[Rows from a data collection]

-------------------------

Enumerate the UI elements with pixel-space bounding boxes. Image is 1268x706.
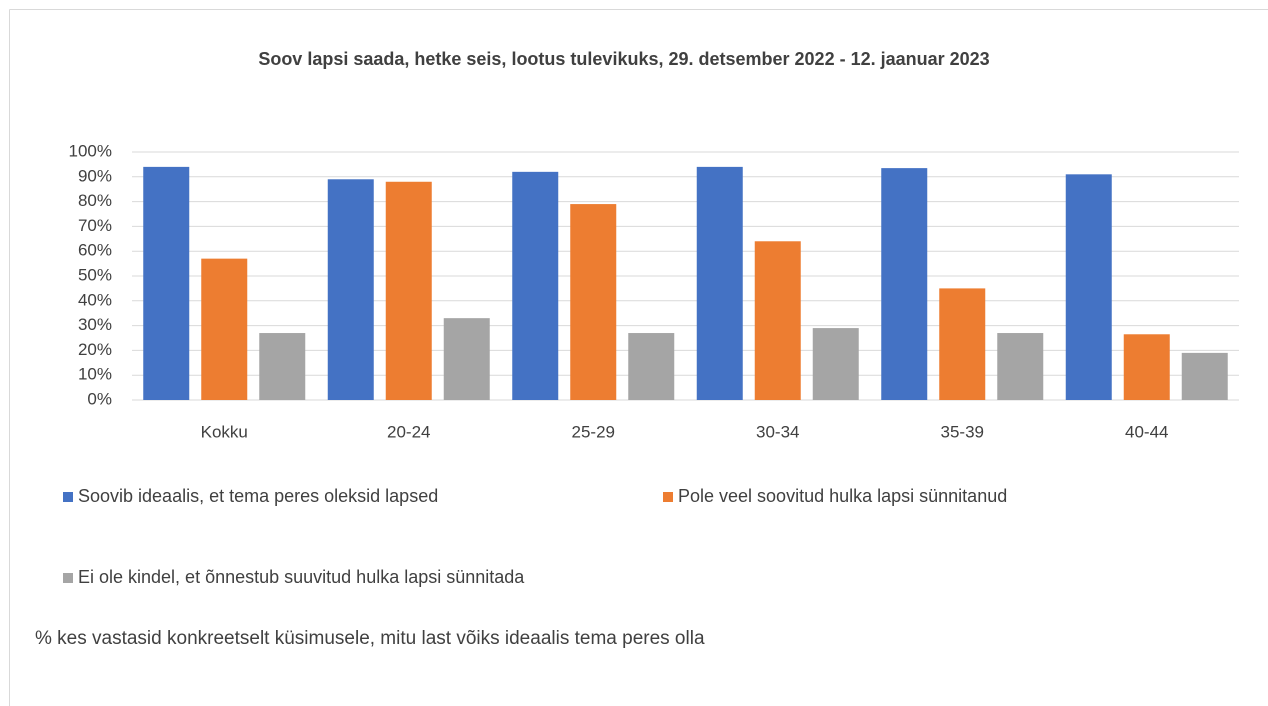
y-tick-label: 40% [78,290,112,309]
x-tick-label: 25-29 [572,422,615,441]
legend-swatch [63,573,73,583]
bar [385,181,432,400]
y-tick-label: 60% [78,241,112,260]
bar [327,179,374,400]
y-tick-label: 50% [78,265,112,284]
legend-label: Pole veel soovitud hulka lapsi sünnitanu… [678,486,1007,506]
legend-swatch [63,492,73,502]
x-tick-label: 20-24 [387,422,430,441]
bar [754,241,801,400]
bar [443,318,490,400]
chart-title: Soov lapsi saada, hetke seis, lootus tul… [258,49,989,69]
bar [812,328,859,400]
y-tick-label: 80% [78,191,112,210]
y-tick-label: 10% [78,365,112,384]
bar [939,288,986,400]
bar [201,258,248,400]
bar [1123,334,1170,400]
legend-swatch [663,492,673,502]
y-tick-label: 90% [78,166,112,185]
bar [1065,174,1112,400]
bar [881,168,928,400]
bar [512,171,559,400]
bar [628,333,675,400]
x-tick-label: 40-44 [1125,422,1168,441]
y-tick-label: 100% [69,141,112,160]
x-tick-label: 35-39 [941,422,984,441]
bar [696,166,743,400]
x-tick-label: 30-34 [756,422,799,441]
bar [570,204,617,400]
note: % kes vastasid konkreetselt küsimusele, … [35,628,705,649]
y-tick-label: 20% [78,340,112,359]
y-tick-label: 70% [78,216,112,235]
bar [1181,352,1228,400]
y-tick-label: 30% [78,315,112,334]
bar [259,333,306,400]
legend-label: Soovib ideaalis, et tema peres oleksid l… [78,486,438,506]
legend-label: Ei ole kindel, et õnnestub suuvitud hulk… [78,567,525,587]
y-tick-label: 0% [87,389,112,408]
bar [143,166,190,400]
x-tick-label: Kokku [201,422,248,441]
bar [997,333,1044,400]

-------------------------

Copy every row above exactly, leaving out the pictures.

Expected answer:
Enumerate the UI elements with pixel-space bounding boxes. Image is 1268x706.
y-tick-label: 40% [78,290,112,309]
x-tick-label: 25-29 [572,422,615,441]
legend-swatch [63,573,73,583]
bar [385,181,432,400]
y-tick-label: 60% [78,241,112,260]
bar [327,179,374,400]
y-tick-label: 50% [78,265,112,284]
legend-label: Pole veel soovitud hulka lapsi sünnitanu… [678,486,1007,506]
legend-swatch [63,492,73,502]
x-tick-label: 20-24 [387,422,430,441]
bar [754,241,801,400]
bar [443,318,490,400]
chart-title: Soov lapsi saada, hetke seis, lootus tul… [258,49,989,69]
bar [812,328,859,400]
y-tick-label: 80% [78,191,112,210]
y-tick-label: 10% [78,365,112,384]
bar [939,288,986,400]
bar [201,258,248,400]
bar [1123,334,1170,400]
legend-swatch [663,492,673,502]
y-tick-label: 90% [78,166,112,185]
bar [1065,174,1112,400]
bar [881,168,928,400]
bar [512,171,559,400]
bar [628,333,675,400]
x-tick-label: 40-44 [1125,422,1168,441]
y-tick-label: 100% [69,141,112,160]
x-tick-label: 35-39 [941,422,984,441]
bar [696,166,743,400]
x-tick-label: 30-34 [756,422,799,441]
bar [570,204,617,400]
note: % kes vastasid konkreetselt küsimusele, … [35,628,705,649]
y-tick-label: 20% [78,340,112,359]
y-tick-label: 70% [78,216,112,235]
bar [1181,352,1228,400]
y-tick-label: 30% [78,315,112,334]
bar [259,333,306,400]
legend-label: Soovib ideaalis, et tema peres oleksid l… [78,486,438,506]
legend-label: Ei ole kindel, et õnnestub suuvitud hulk… [78,567,525,587]
y-tick-label: 0% [87,389,112,408]
bar [143,166,190,400]
x-tick-label: Kokku [201,422,248,441]
bar [997,333,1044,400]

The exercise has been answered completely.